Task:
Could you give the listing again exactly, without its pictures?

Data section:

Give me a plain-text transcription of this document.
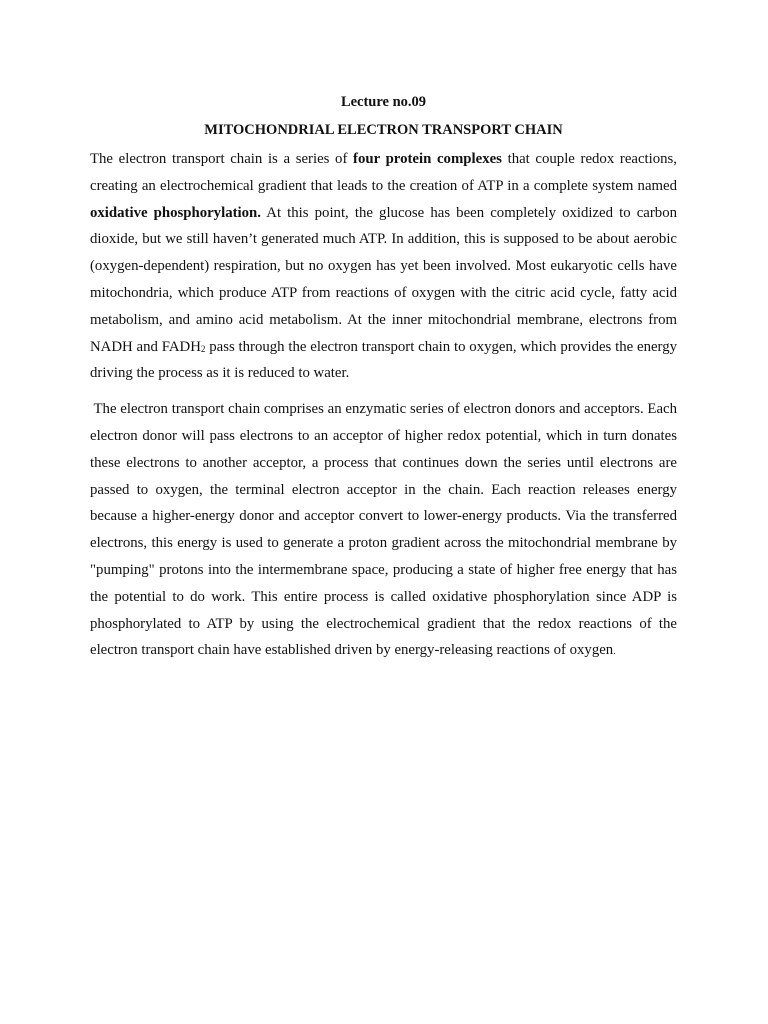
Lecture no.09

MITOCHONDRIAL ELECTRON TRANSPORT CHAIN

The electron transport chain is a series of four protein complexes that couple redox reactions, creating an electrochemical gradient that leads to the creation of ATP in a complete system named oxidative phosphorylation. At this point, the glucose has been completely oxidized to carbon dioxide, but we still haven’t generated much ATP. In addition, this is supposed to be about aerobic (oxygen-dependent) respiration, but no oxygen has yet been involved. Most eukaryotic cells have mitochondria, which produce ATP from reactions of oxygen with the citric acid cycle, fatty acid metabolism, and amino acid metabolism. At the inner mitochondrial membrane, electrons from NADH and $FADH_2$ pass through the electron transport chain to oxygen, which provides the energy driving the process as it is reduced to water.

The electron transport chain comprises an enzymatic series of electron donors and acceptors. Each electron donor will pass electrons to an acceptor of higher redox potential, which in turn donates these electrons to another acceptor, a process that continues down the series until electrons are passed to oxygen, the terminal electron acceptor in the chain. Each reaction releases energy because a higher-energy donor and acceptor convert to lower-energy products. Via the transferred electrons, this energy is used to generate a proton gradient across the mitochondrial membrane by "pumping" protons into the intermembrane space, producing a state of higher free energy that has the potential to do work. This entire process is called oxidative phosphorylation since ADP is phosphorylated to ATP by using the electrochemical gradient that the redox reactions of the electron transport chain have established driven by energy-releasing reactions of oxygen.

Your response:
Give me a plain-text transcription of this document.
Lecture no.09

MITOCHONDRIAL ELECTRON TRANSPORT CHAIN

The electron transport chain is a series of four protein complexes that couple redox reactions, creating an electrochemical gradient that leads to the creation of ATP in a complete system named oxidative phosphorylation. At this point, the glucose has been completely oxidized to carbon dioxide, but we still haven’t generated much ATP. In addition, this is supposed to be about aerobic (oxygen-dependent) respiration, but no oxygen has yet been involved. Most eukaryotic cells have mitochondria, which produce ATP from reactions of oxygen with the citric acid cycle, fatty acid metabolism, and amino acid metabolism. At the inner mitochondrial membrane, electrons from NADH and $FADH_2$ pass through the electron transport chain to oxygen, which provides the energy driving the process as it is reduced to water.

The electron transport chain comprises an enzymatic series of electron donors and acceptors. Each electron donor will pass electrons to an acceptor of higher redox potential, which in turn donates these electrons to another acceptor, a process that continues down the series until electrons are passed to oxygen, the terminal electron acceptor in the chain. Each reaction releases energy because a higher-energy donor and acceptor convert to lower-energy products. Via the transferred electrons, this energy is used to generate a proton gradient across the mitochondrial membrane by "pumping" protons into the intermembrane space, producing a state of higher free energy that has the potential to do work. This entire process is called oxidative phosphorylation since ADP is phosphorylated to ATP by using the electrochemical gradient that the redox reactions of the electron transport chain have established driven by energy-releasing reactions of oxygen.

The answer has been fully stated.